Could you transcribe each entry below exactly, minus the images?

= = = = = = =

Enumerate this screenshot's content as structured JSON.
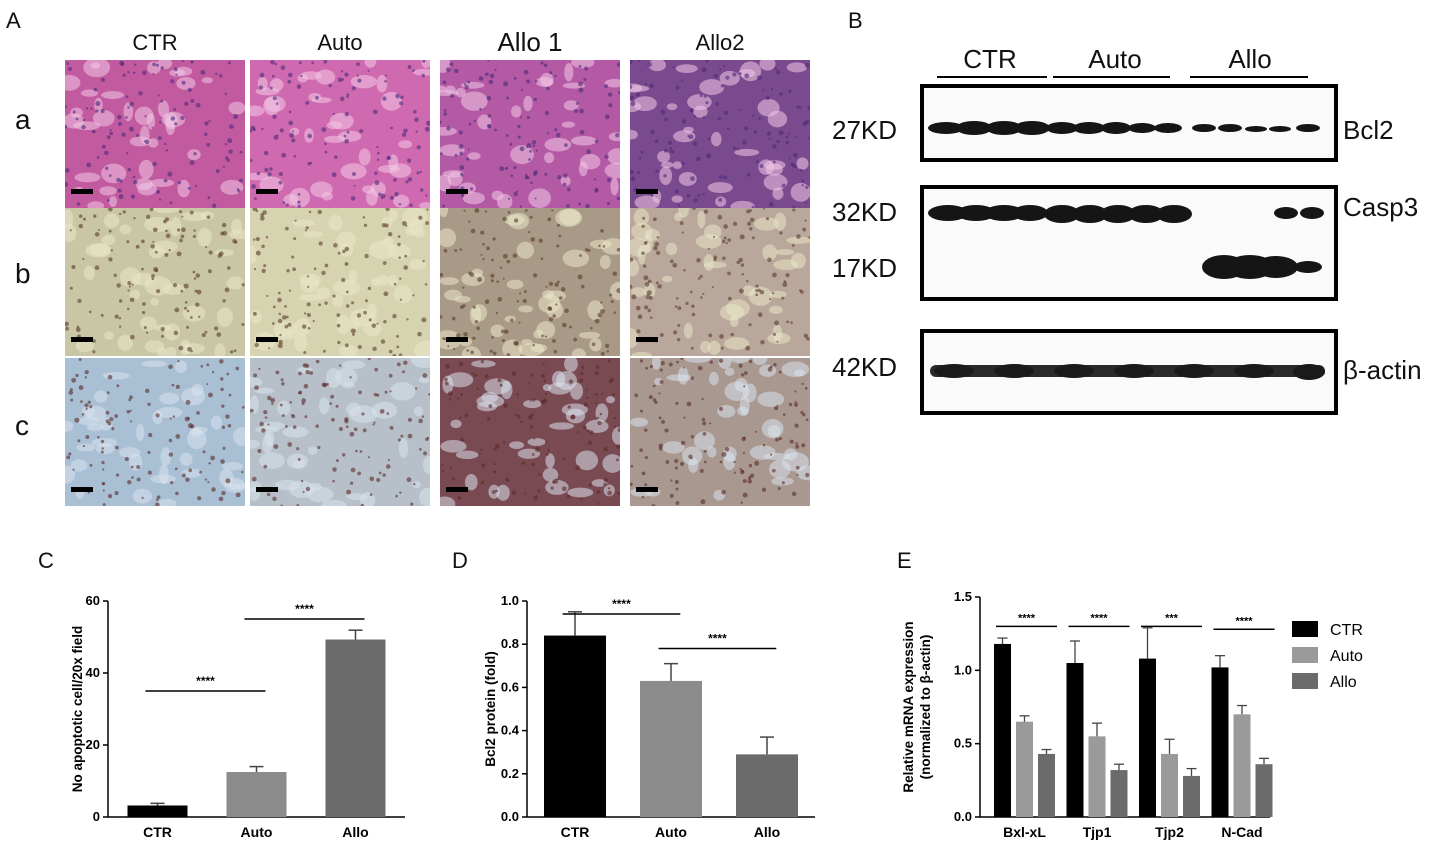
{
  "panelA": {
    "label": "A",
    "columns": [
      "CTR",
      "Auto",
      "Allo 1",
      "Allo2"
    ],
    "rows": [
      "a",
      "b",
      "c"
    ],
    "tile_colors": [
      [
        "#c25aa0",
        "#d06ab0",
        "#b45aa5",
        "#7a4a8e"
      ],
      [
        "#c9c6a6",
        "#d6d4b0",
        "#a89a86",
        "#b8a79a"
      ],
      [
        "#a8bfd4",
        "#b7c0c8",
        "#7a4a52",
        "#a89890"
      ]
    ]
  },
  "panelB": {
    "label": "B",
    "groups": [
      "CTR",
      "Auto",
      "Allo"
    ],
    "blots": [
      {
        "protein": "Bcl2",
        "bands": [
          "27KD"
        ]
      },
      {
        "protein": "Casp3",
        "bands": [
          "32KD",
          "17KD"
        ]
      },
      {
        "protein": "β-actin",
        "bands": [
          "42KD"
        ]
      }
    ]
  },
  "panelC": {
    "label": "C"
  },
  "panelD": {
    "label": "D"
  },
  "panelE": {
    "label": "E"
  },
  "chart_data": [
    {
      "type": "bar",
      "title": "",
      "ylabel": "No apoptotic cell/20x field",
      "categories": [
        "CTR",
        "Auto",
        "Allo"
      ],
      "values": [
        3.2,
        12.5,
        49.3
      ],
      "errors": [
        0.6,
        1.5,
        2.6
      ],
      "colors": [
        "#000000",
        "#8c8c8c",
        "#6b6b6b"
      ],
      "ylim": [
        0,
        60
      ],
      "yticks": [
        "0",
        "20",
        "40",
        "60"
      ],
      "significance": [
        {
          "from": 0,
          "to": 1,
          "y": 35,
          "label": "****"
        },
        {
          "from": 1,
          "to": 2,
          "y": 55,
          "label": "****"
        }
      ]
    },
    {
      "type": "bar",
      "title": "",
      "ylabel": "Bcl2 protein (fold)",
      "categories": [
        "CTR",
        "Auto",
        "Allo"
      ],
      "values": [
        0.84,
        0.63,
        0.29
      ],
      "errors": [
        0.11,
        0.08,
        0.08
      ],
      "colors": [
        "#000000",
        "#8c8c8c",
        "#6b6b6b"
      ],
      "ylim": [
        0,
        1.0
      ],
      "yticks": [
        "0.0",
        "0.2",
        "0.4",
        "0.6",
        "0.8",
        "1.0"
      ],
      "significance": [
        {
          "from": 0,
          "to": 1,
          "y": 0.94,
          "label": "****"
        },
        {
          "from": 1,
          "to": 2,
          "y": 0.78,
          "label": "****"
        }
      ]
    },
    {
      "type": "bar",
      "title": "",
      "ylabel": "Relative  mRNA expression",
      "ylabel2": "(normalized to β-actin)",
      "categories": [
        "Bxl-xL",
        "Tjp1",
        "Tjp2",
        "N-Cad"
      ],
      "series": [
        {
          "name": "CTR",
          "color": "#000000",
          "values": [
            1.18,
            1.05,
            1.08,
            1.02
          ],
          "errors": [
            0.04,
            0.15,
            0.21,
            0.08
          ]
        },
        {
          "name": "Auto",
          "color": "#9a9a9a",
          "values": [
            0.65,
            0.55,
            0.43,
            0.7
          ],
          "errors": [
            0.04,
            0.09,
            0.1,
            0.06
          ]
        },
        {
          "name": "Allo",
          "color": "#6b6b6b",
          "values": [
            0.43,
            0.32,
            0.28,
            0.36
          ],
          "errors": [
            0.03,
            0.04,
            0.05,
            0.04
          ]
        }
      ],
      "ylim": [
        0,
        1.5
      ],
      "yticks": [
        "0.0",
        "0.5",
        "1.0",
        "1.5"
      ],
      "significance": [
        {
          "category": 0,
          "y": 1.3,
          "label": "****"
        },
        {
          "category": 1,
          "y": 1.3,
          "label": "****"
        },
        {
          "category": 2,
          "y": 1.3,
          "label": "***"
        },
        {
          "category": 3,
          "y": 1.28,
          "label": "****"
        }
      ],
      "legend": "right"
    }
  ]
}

= = = = = = =

### Finished exercise:
Enumerate this screenshot's content as structured JSON.
{
  "panelA": {
    "label": "A",
    "columns": [
      "CTR",
      "Auto",
      "Allo 1",
      "Allo2"
    ],
    "rows": [
      "a",
      "b",
      "c"
    ],
    "tile_colors": [
      [
        "#c25aa0",
        "#d06ab0",
        "#b45aa5",
        "#7a4a8e"
      ],
      [
        "#c9c6a6",
        "#d6d4b0",
        "#a89a86",
        "#b8a79a"
      ],
      [
        "#a8bfd4",
        "#b7c0c8",
        "#7a4a52",
        "#a89890"
      ]
    ]
  },
  "panelB": {
    "label": "B",
    "groups": [
      "CTR",
      "Auto",
      "Allo"
    ],
    "blots": [
      {
        "protein": "Bcl2",
        "bands": [
          "27KD"
        ]
      },
      {
        "protein": "Casp3",
        "bands": [
          "32KD",
          "17KD"
        ]
      },
      {
        "protein": "β-actin",
        "bands": [
          "42KD"
        ]
      }
    ]
  },
  "panelC": {
    "label": "C"
  },
  "panelD": {
    "label": "D"
  },
  "panelE": {
    "label": "E"
  },
  "chart_data": [
    {
      "type": "bar",
      "title": "",
      "ylabel": "No apoptotic cell/20x field",
      "categories": [
        "CTR",
        "Auto",
        "Allo"
      ],
      "values": [
        3.2,
        12.5,
        49.3
      ],
      "errors": [
        0.6,
        1.5,
        2.6
      ],
      "colors": [
        "#000000",
        "#8c8c8c",
        "#6b6b6b"
      ],
      "ylim": [
        0,
        60
      ],
      "yticks": [
        "0",
        "20",
        "40",
        "60"
      ],
      "significance": [
        {
          "from": 0,
          "to": 1,
          "y": 35,
          "label": "****"
        },
        {
          "from": 1,
          "to": 2,
          "y": 55,
          "label": "****"
        }
      ]
    },
    {
      "type": "bar",
      "title": "",
      "ylabel": "Bcl2 protein (fold)",
      "categories": [
        "CTR",
        "Auto",
        "Allo"
      ],
      "values": [
        0.84,
        0.63,
        0.29
      ],
      "errors": [
        0.11,
        0.08,
        0.08
      ],
      "colors": [
        "#000000",
        "#8c8c8c",
        "#6b6b6b"
      ],
      "ylim": [
        0,
        1.0
      ],
      "yticks": [
        "0.0",
        "0.2",
        "0.4",
        "0.6",
        "0.8",
        "1.0"
      ],
      "significance": [
        {
          "from": 0,
          "to": 1,
          "y": 0.94,
          "label": "****"
        },
        {
          "from": 1,
          "to": 2,
          "y": 0.78,
          "label": "****"
        }
      ]
    },
    {
      "type": "bar",
      "title": "",
      "ylabel": "Relative  mRNA expression",
      "ylabel2": "(normalized to β-actin)",
      "categories": [
        "Bxl-xL",
        "Tjp1",
        "Tjp2",
        "N-Cad"
      ],
      "series": [
        {
          "name": "CTR",
          "color": "#000000",
          "values": [
            1.18,
            1.05,
            1.08,
            1.02
          ],
          "errors": [
            0.04,
            0.15,
            0.21,
            0.08
          ]
        },
        {
          "name": "Auto",
          "color": "#9a9a9a",
          "values": [
            0.65,
            0.55,
            0.43,
            0.7
          ],
          "errors": [
            0.04,
            0.09,
            0.1,
            0.06
          ]
        },
        {
          "name": "Allo",
          "color": "#6b6b6b",
          "values": [
            0.43,
            0.32,
            0.28,
            0.36
          ],
          "errors": [
            0.03,
            0.04,
            0.05,
            0.04
          ]
        }
      ],
      "ylim": [
        0,
        1.5
      ],
      "yticks": [
        "0.0",
        "0.5",
        "1.0",
        "1.5"
      ],
      "significance": [
        {
          "category": 0,
          "y": 1.3,
          "label": "****"
        },
        {
          "category": 1,
          "y": 1.3,
          "label": "****"
        },
        {
          "category": 2,
          "y": 1.3,
          "label": "***"
        },
        {
          "category": 3,
          "y": 1.28,
          "label": "****"
        }
      ],
      "legend": "right"
    }
  ]
}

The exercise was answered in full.